▶ Aim of the exercise: Go through the entries one line at a time, and gather every line that has the word "ENCENDIDO".

Start

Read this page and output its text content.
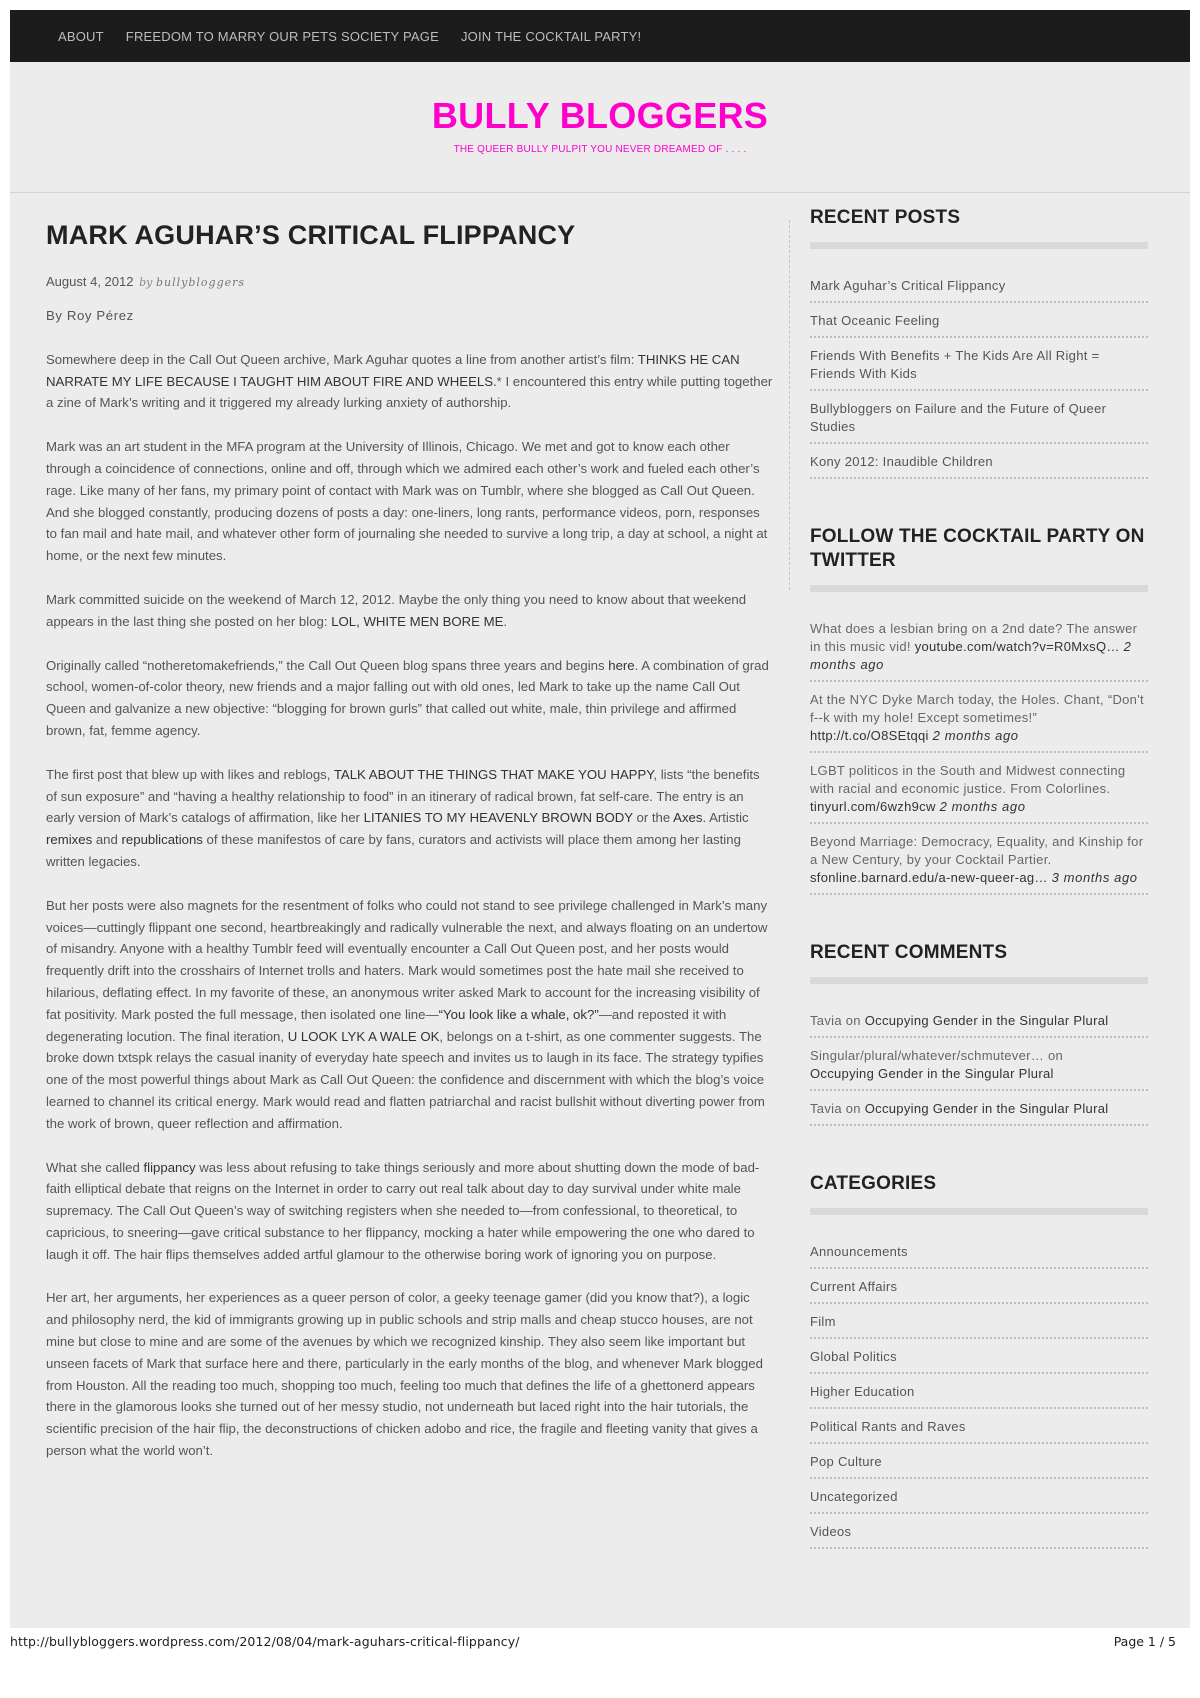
ABOUT FREEDOM TO MARRY OUR PETS SOCIETY PAGE JOIN THE COCKTAIL PARTY!
BULLY BLOGGERS
THE QUEER BULLY PULPIT YOU NEVER DREAMED OF . . . .
MARK AGUHAR’S CRITICAL FLIPPANCY
August 4, 2012 by bullybloggers

By Roy Pérez

Somewhere deep in the Call Out Queen archive, Mark Aguhar quotes a line from another artist’s film: THINKS HE CAN NARRATE MY LIFE BECAUSE I TAUGHT HIM ABOUT FIRE AND WHEELS.* I encountered this entry while putting together a zine of Mark’s writing and it triggered my already lurking anxiety of authorship.

Mark was an art student in the MFA program at the University of Illinois, Chicago. We met and got to know each other through a coincidence of connections, online and off, through which we admired each other’s work and fueled each other’s rage. Like many of her fans, my primary point of contact with Mark was on Tumblr, where she blogged as Call Out Queen. And she blogged constantly, producing dozens of posts a day: one-liners, long rants, performance videos, porn, responses to fan mail and hate mail, and whatever other form of journaling she needed to survive a long trip, a day at school, a night at home, or the next few minutes.

Mark committed suicide on the weekend of March 12, 2012. Maybe the only thing you need to know about that weekend appears in the last thing she posted on her blog: LOL, WHITE MEN BORE ME.

Originally called “notheretomakefriends,” the Call Out Queen blog spans three years and begins here. A combination of grad school, women-of-color theory, new friends and a major falling out with old ones, led Mark to take up the name Call Out Queen and galvanize a new objective: “blogging for brown gurls” that called out white, male, thin privilege and affirmed brown, fat, femme agency.

The first post that blew up with likes and reblogs, TALK ABOUT THE THINGS THAT MAKE YOU HAPPY, lists “the benefits of sun exposure” and “having a healthy relationship to food” in an itinerary of radical brown, fat self-care. The entry is an early version of Mark’s catalogs of affirmation, like her LITANIES TO MY HEAVENLY BROWN BODY or the Axes. Artistic remixes and republications of these manifestos of care by fans, curators and activists will place them among her lasting written legacies.

But her posts were also magnets for the resentment of folks who could not stand to see privilege challenged in Mark’s many voices—cuttingly flippant one second, heartbreakingly and radically vulnerable the next, and always floating on an undertow of misandry. Anyone with a healthy Tumblr feed will eventually encounter a Call Out Queen post, and her posts would frequently drift into the crosshairs of Internet trolls and haters. Mark would sometimes post the hate mail she received to hilarious, deflating effect. In my favorite of these, an anonymous writer asked Mark to account for the increasing visibility of fat positivity. Mark posted the full message, then isolated one line—“You look like a whale, ok?”—and reposted it with degenerating locution. The final iteration, U LOOK LYK A WALE OK, belongs on a t-shirt, as one commenter suggests. The broke down txtspk relays the casual inanity of everyday hate speech and invites us to laugh in its face. The strategy typifies one of the most powerful things about Mark as Call Out Queen: the confidence and discernment with which the blog’s voice learned to channel its critical energy. Mark would read and flatten patriarchal and racist bullshit without diverting power from the work of brown, queer reflection and affirmation.

What she called flippancy was less about refusing to take things seriously and more about shutting down the mode of bad-faith elliptical debate that reigns on the Internet in order to carry out real talk about day to day survival under white male supremacy. The Call Out Queen’s way of switching registers when she needed to—from confessional, to theoretical, to capricious, to sneering—gave critical substance to her flippancy, mocking a hater while empowering the one who dared to laugh it off. The hair flips themselves added artful glamour to the otherwise boring work of ignoring you on purpose.

Her art, her arguments, her experiences as a queer person of color, a geeky teenage gamer (did you know that?), a logic and philosophy nerd, the kid of immigrants growing up in public schools and strip malls and cheap stucco houses, are not mine but close to mine and are some of the avenues by which we recognized kinship. They also seem like important but unseen facets of Mark that surface here and there, particularly in the early months of the blog, and whenever Mark blogged from Houston. All the reading too much, shopping too much, feeling too much that defines the life of a ghettonerd appears there in the glamorous looks she turned out of her messy studio, not underneath but laced right into the hair tutorials, the scientific precision of the hair flip, the deconstructions of chicken adobo and rice, the fragile and fleeting vanity that gives a person what the world won’t.

RECENT POSTS
Mark Aguhar’s Critical Flippancy
That Oceanic Feeling
Friends With Benefits + The Kids Are All Right = Friends With Kids
Bullybloggers on Failure and the Future of Queer Studies
Kony 2012: Inaudible Children
FOLLOW THE COCKTAIL PARTY ON TWITTER
What does a lesbian bring on a 2nd date? The answer in this music vid! youtube.com/watch?v=R0MxsQ… 2 months ago
At the NYC Dyke March today, the Holes. Chant, “Don't f--k with my hole! Except sometimes!” http://t.co/O8SEtqqi 2 months ago
LGBT politicos in the South and Midwest connecting with racial and economic justice. From Colorlines. tinyurl.com/6wzh9cw 2 months ago
Beyond Marriage: Democracy, Equality, and Kinship for a New Century, by your Cocktail Partier. sfonline.barnard.edu/a-new-queer-ag… 3 months ago
RECENT COMMENTS
Tavia on Occupying Gender in the Singular Plural
Singular/plural/whatever/schmutever… on
Occupying Gender in the Singular Plural
Tavia on Occupying Gender in the Singular Plural
CATEGORIES
Announcements
Current Affairs
Film
Global Politics
Higher Education
Political Rants and Raves
Pop Culture
Uncategorized
Videos
http://bullybloggers.wordpress.com/2012/08/04/mark-aguhars-critical-flippancy/	Page 1 / 5
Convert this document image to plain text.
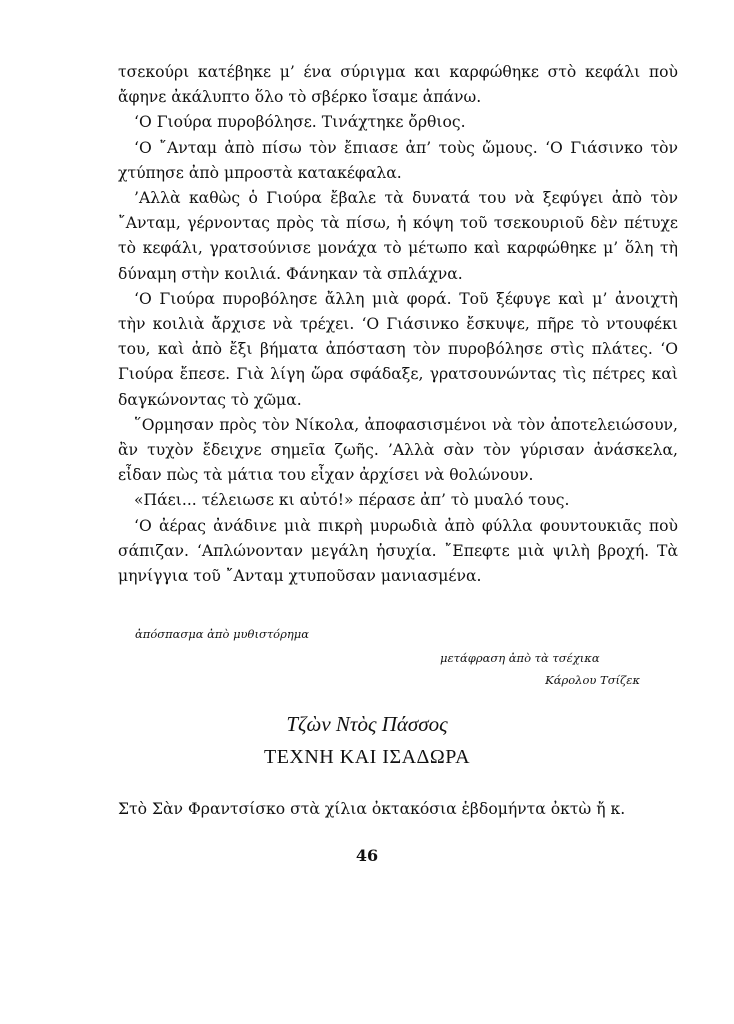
τσεκούρι κατέβηκε μ’ ένα σύριγμα και καρφώθηκε στὸ κεφάλι ποὺ ἄφηνε ἀκάλυπτο ὅλο τὸ σβέρκο ἴσαμε ἀπάνω.

‘Ο Γιούρα πυροβόλησε. Τινάχτηκε ὄρθιος.

‘Ο ῎Ανταμ ἀπὸ πίσω τὸν ἔπιασε ἀπ’ τοὺς ὤμους. ‘Ο Γιάσινκο τὸν χτύπησε ἀπὸ μπροστὰ κατακέφαλα.

’Αλλὰ καθὼς ὁ Γιούρα ἔβαλε τὰ δυνατά του νὰ ξεφύγει ἀπὸ τὸν ῎Ανταμ, γέρνοντας πρὸς τὰ πίσω, ἡ κόψη τοῦ τσεκουριοῦ δὲν πέτυχε τὸ κεφάλι, γρατσούνισε μονάχα τὸ μέτωπο καὶ καρφώθηκε μ’ ὅλη τὴ δύναμη στὴν κοιλιά. Φάνηκαν τὰ σπλάχνα.

‘Ο Γιούρα πυροβόλησε ἄλλη μιὰ φορά. Τοῦ ξέφυγε καὶ μ’ ἀνοιχτὴ τὴν κοιλιὰ ἄρχισε νὰ τρέχει. ‘Ο Γιάσινκο ἔσκυψε, πῆρε τὸ ντουφέκι του, καὶ ἀπὸ ἔξι βήματα ἀπόσταση τὸν πυροβόλησε στὶς πλάτες. ‘Ο Γιούρα ἔπεσε. Γιὰ λίγη ὥρα σφάδαξε, γρατσουνώντας τὶς πέτρες καὶ δαγκώνοντας τὸ χῶμα.

῞Ορμησαν πρὸς τὸν Νίκολα, ἀποφασισμένοι νὰ τὸν ἀποτελειώσουν, ἂν τυχὸν ἔδειχνε σημεῖα ζωῆς. ’Αλλὰ σὰν τὸν γύρισαν ἀνάσκελα, εἶδαν πὼς τὰ μάτια του εἶχαν ἀρχίσει νὰ θολώνουν.

«Πάει... τέλειωσε κι αὐτό!» πέρασε ἀπ’ τὸ μυαλό τους.

‘Ο ἀέρας ἀνάδινε μιὰ πικρὴ μυρωδιὰ ἀπὸ φύλλα φουντουκιᾶς ποὺ σάπιζαν. ‘Απλώνονταν μεγάλη ἡσυχία. ῎Επεφτε μιὰ ψιλὴ βροχή. Τὰ μηνίγγια τοῦ ῎Ανταμ χτυποῦσαν μανιασμένα.

ἀπόσπασμα ἀπὸ μυθιστόρημα
μετάφραση ἀπὸ τὰ τσέχικα
Κάρολου Τσίζεκ
Τζὼν Ντὸς Πάσσος
ΤΕΧΝΗ ΚΑΙ ΙΣΑΔΩΡΑ
Στὸ Σὰν Φραντσίσκο στὰ χίλια ὀκτακόσια ἑβδομήντα ὀκτὼ ἤ κ.
46
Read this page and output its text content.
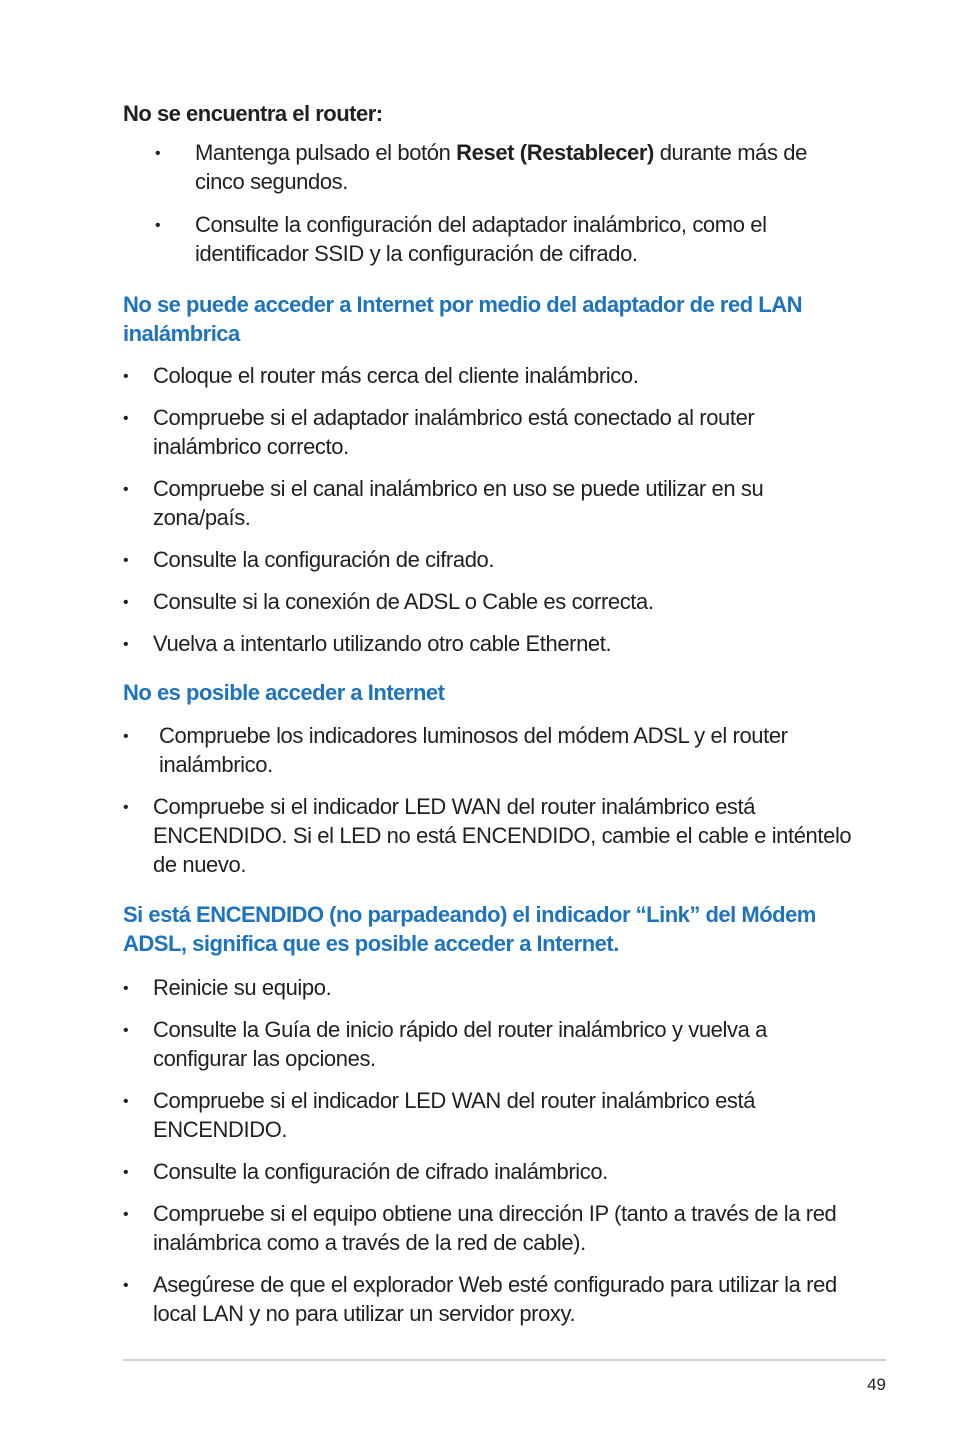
No se encuentra el router:
• Mantenga pulsado el botón Reset (Restablecer) durante más de cinco segundos.
• Consulte la configuración del adaptador inalámbrico, como el identificador SSID y la configuración de cifrado.
No se puede acceder a Internet por medio del adaptador de red LAN inalámbrica
• Coloque el router más cerca del cliente inalámbrico.
• Compruebe si el adaptador inalámbrico está conectado al router inalámbrico correcto.
• Compruebe si el canal inalámbrico en uso se puede utilizar en su zona/país.
• Consulte la configuración de cifrado.
• Consulte si la conexión de ADSL o Cable es correcta.
• Vuelva a intentarlo utilizando otro cable Ethernet.
No es posible acceder a Internet
• Compruebe los indicadores luminosos del módem ADSL y el router inalámbrico.
• Compruebe si el indicador LED WAN del router inalámbrico está ENCENDIDO. Si el LED no está ENCENDIDO, cambie el cable e inténtelo de nuevo.
Si está ENCENDIDO (no parpadeando) el indicador “Link” del Módem ADSL, significa que es posible acceder a Internet.
• Reinicie su equipo.
• Consulte la Guía de inicio rápido del router inalámbrico y vuelva a configurar las opciones.
• Compruebe si el indicador LED WAN del router inalámbrico está ENCENDIDO.
• Consulte la configuración de cifrado inalámbrico.
• Compruebe si el equipo obtiene una dirección IP (tanto a través de la red inalámbrica como a través de la red de cable).
• Asegúrese de que el explorador Web esté configurado para utilizar la red local LAN y no para utilizar un servidor proxy.
49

End

▶ Solution for this task:
• Compruebe si el indicador LED WAN del router inalámbrico está ENCENDIDO. Si el LED no está ENCENDIDO, cambie el cable e inténtelo de nuevo.
Si está ENCENDIDO (no parpadeando) el indicador “Link” del Módem ADSL, significa que es posible acceder a Internet.
• Compruebe si el indicador LED WAN del router inalámbrico está ENCENDIDO.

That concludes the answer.